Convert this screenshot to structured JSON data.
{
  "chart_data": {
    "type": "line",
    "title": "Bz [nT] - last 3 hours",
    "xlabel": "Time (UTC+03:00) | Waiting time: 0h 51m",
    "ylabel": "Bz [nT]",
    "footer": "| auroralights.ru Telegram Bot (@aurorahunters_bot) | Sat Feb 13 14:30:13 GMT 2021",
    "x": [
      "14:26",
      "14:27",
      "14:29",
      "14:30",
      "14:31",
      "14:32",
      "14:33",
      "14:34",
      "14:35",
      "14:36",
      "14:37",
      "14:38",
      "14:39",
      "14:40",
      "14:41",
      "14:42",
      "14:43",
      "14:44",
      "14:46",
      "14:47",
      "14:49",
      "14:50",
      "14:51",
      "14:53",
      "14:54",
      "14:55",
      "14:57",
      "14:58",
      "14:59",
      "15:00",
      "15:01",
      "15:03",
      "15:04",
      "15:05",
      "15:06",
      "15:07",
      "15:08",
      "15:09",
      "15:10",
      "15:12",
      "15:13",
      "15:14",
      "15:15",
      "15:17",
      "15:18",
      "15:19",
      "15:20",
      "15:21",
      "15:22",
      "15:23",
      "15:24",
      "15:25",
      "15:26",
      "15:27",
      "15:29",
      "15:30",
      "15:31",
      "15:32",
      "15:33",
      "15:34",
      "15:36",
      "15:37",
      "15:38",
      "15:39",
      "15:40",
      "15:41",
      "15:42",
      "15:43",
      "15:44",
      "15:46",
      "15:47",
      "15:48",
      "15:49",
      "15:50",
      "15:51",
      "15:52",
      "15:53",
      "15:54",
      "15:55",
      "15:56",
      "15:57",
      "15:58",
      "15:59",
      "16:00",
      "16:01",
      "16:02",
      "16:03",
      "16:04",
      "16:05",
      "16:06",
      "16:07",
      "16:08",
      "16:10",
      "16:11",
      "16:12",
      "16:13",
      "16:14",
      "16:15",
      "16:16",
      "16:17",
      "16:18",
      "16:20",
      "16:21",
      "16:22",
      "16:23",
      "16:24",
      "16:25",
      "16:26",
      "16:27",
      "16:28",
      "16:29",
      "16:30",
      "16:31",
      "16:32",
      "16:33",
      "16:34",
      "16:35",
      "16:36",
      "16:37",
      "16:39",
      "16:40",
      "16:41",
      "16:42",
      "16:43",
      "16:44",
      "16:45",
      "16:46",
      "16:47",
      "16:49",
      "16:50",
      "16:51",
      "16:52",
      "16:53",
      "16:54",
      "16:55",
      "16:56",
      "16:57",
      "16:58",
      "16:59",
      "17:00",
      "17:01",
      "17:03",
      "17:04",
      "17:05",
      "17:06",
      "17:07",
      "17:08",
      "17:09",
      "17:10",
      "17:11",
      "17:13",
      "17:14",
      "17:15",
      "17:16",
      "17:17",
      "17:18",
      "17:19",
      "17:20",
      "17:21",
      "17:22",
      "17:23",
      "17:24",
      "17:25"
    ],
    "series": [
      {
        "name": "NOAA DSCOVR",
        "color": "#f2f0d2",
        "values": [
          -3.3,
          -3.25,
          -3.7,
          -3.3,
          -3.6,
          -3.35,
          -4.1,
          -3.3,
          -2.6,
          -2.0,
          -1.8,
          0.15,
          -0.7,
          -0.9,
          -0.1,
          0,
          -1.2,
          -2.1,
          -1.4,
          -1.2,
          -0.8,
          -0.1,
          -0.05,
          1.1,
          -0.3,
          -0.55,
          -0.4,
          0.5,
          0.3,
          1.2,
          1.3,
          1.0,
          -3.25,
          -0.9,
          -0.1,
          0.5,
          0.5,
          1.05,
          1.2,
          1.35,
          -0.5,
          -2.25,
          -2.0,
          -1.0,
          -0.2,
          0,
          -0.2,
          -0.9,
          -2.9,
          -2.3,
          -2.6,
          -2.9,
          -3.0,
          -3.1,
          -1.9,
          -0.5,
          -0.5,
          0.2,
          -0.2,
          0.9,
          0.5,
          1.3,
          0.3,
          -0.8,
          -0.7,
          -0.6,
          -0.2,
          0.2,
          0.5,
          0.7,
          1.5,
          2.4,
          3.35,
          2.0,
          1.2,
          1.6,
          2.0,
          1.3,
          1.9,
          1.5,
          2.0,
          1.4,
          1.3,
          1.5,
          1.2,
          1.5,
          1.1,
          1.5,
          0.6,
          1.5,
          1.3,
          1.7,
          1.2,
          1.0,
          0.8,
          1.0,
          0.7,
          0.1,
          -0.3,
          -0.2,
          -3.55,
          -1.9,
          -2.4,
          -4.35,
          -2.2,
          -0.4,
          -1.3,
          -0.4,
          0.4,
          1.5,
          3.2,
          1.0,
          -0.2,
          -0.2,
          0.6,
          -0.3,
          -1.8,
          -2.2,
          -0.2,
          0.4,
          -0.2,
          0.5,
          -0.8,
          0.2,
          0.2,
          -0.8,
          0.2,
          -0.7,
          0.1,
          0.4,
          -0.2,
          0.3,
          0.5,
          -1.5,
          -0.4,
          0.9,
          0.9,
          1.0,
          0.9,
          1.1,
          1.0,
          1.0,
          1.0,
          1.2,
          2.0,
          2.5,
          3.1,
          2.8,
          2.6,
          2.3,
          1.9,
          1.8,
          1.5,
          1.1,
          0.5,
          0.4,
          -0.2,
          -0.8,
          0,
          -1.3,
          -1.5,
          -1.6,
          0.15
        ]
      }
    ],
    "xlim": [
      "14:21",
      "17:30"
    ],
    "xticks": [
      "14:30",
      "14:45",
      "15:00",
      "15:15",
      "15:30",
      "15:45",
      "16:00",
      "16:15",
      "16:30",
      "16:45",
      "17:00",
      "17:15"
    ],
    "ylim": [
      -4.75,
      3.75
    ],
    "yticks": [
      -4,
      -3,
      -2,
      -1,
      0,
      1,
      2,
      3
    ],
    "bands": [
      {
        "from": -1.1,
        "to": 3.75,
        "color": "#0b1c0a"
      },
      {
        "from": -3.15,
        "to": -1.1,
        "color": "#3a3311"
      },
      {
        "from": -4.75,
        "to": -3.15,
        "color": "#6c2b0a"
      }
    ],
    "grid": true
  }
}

Task goal –
Output every record above exactly as it appears.

Completed task –
Convert this screenshot to structured JSON data.
{
  "chart_data": {
    "type": "line",
    "title": "Bz [nT] - last 3 hours",
    "xlabel": "Time (UTC+03:00) | Waiting time: 0h 51m",
    "ylabel": "Bz [nT]",
    "footer": "| auroralights.ru Telegram Bot (@aurorahunters_bot) | Sat Feb 13 14:30:13 GMT 2021",
    "x": [
      "14:26",
      "14:27",
      "14:29",
      "14:30",
      "14:31",
      "14:32",
      "14:33",
      "14:34",
      "14:35",
      "14:36",
      "14:37",
      "14:38",
      "14:39",
      "14:40",
      "14:41",
      "14:42",
      "14:43",
      "14:44",
      "14:46",
      "14:47",
      "14:49",
      "14:50",
      "14:51",
      "14:53",
      "14:54",
      "14:55",
      "14:57",
      "14:58",
      "14:59",
      "15:00",
      "15:01",
      "15:03",
      "15:04",
      "15:05",
      "15:06",
      "15:07",
      "15:08",
      "15:09",
      "15:10",
      "15:12",
      "15:13",
      "15:14",
      "15:15",
      "15:17",
      "15:18",
      "15:19",
      "15:20",
      "15:21",
      "15:22",
      "15:23",
      "15:24",
      "15:25",
      "15:26",
      "15:27",
      "15:29",
      "15:30",
      "15:31",
      "15:32",
      "15:33",
      "15:34",
      "15:36",
      "15:37",
      "15:38",
      "15:39",
      "15:40",
      "15:41",
      "15:42",
      "15:43",
      "15:44",
      "15:46",
      "15:47",
      "15:48",
      "15:49",
      "15:50",
      "15:51",
      "15:52",
      "15:53",
      "15:54",
      "15:55",
      "15:56",
      "15:57",
      "15:58",
      "15:59",
      "16:00",
      "16:01",
      "16:02",
      "16:03",
      "16:04",
      "16:05",
      "16:06",
      "16:07",
      "16:08",
      "16:10",
      "16:11",
      "16:12",
      "16:13",
      "16:14",
      "16:15",
      "16:16",
      "16:17",
      "16:18",
      "16:20",
      "16:21",
      "16:22",
      "16:23",
      "16:24",
      "16:25",
      "16:26",
      "16:27",
      "16:28",
      "16:29",
      "16:30",
      "16:31",
      "16:32",
      "16:33",
      "16:34",
      "16:35",
      "16:36",
      "16:37",
      "16:39",
      "16:40",
      "16:41",
      "16:42",
      "16:43",
      "16:44",
      "16:45",
      "16:46",
      "16:47",
      "16:49",
      "16:50",
      "16:51",
      "16:52",
      "16:53",
      "16:54",
      "16:55",
      "16:56",
      "16:57",
      "16:58",
      "16:59",
      "17:00",
      "17:01",
      "17:03",
      "17:04",
      "17:05",
      "17:06",
      "17:07",
      "17:08",
      "17:09",
      "17:10",
      "17:11",
      "17:13",
      "17:14",
      "17:15",
      "17:16",
      "17:17",
      "17:18",
      "17:19",
      "17:20",
      "17:21",
      "17:22",
      "17:23",
      "17:24",
      "17:25"
    ],
    "series": [
      {
        "name": "NOAA DSCOVR",
        "color": "#f2f0d2",
        "values": [
          -3.3,
          -3.25,
          -3.7,
          -3.3,
          -3.6,
          -3.35,
          -4.1,
          -3.3,
          -2.6,
          -2.0,
          -1.8,
          0.15,
          -0.7,
          -0.9,
          -0.1,
          0,
          -1.2,
          -2.1,
          -1.4,
          -1.2,
          -0.8,
          -0.1,
          -0.05,
          1.1,
          -0.3,
          -0.55,
          -0.4,
          0.5,
          0.3,
          1.2,
          1.3,
          1.0,
          -3.25,
          -0.9,
          -0.1,
          0.5,
          0.5,
          1.05,
          1.2,
          1.35,
          -0.5,
          -2.25,
          -2.0,
          -1.0,
          -0.2,
          0,
          -0.2,
          -0.9,
          -2.9,
          -2.3,
          -2.6,
          -2.9,
          -3.0,
          -3.1,
          -1.9,
          -0.5,
          -0.5,
          0.2,
          -0.2,
          0.9,
          0.5,
          1.3,
          0.3,
          -0.8,
          -0.7,
          -0.6,
          -0.2,
          0.2,
          0.5,
          0.7,
          1.5,
          2.4,
          3.35,
          2.0,
          1.2,
          1.6,
          2.0,
          1.3,
          1.9,
          1.5,
          2.0,
          1.4,
          1.3,
          1.5,
          1.2,
          1.5,
          1.1,
          1.5,
          0.6,
          1.5,
          1.3,
          1.7,
          1.2,
          1.0,
          0.8,
          1.0,
          0.7,
          0.1,
          -0.3,
          -0.2,
          -3.55,
          -1.9,
          -2.4,
          -4.35,
          -2.2,
          -0.4,
          -1.3,
          -0.4,
          0.4,
          1.5,
          3.2,
          1.0,
          -0.2,
          -0.2,
          0.6,
          -0.3,
          -1.8,
          -2.2,
          -0.2,
          0.4,
          -0.2,
          0.5,
          -0.8,
          0.2,
          0.2,
          -0.8,
          0.2,
          -0.7,
          0.1,
          0.4,
          -0.2,
          0.3,
          0.5,
          -1.5,
          -0.4,
          0.9,
          0.9,
          1.0,
          0.9,
          1.1,
          1.0,
          1.0,
          1.0,
          1.2,
          2.0,
          2.5,
          3.1,
          2.8,
          2.6,
          2.3,
          1.9,
          1.8,
          1.5,
          1.1,
          0.5,
          0.4,
          -0.2,
          -0.8,
          0,
          -1.3,
          -1.5,
          -1.6,
          0.15
        ]
      }
    ],
    "xlim": [
      "14:21",
      "17:30"
    ],
    "xticks": [
      "14:30",
      "14:45",
      "15:00",
      "15:15",
      "15:30",
      "15:45",
      "16:00",
      "16:15",
      "16:30",
      "16:45",
      "17:00",
      "17:15"
    ],
    "ylim": [
      -4.75,
      3.75
    ],
    "yticks": [
      -4,
      -3,
      -2,
      -1,
      0,
      1,
      2,
      3
    ],
    "bands": [
      {
        "from": -1.1,
        "to": 3.75,
        "color": "#0b1c0a"
      },
      {
        "from": -3.15,
        "to": -1.1,
        "color": "#3a3311"
      },
      {
        "from": -4.75,
        "to": -3.15,
        "color": "#6c2b0a"
      }
    ],
    "grid": true
  }
}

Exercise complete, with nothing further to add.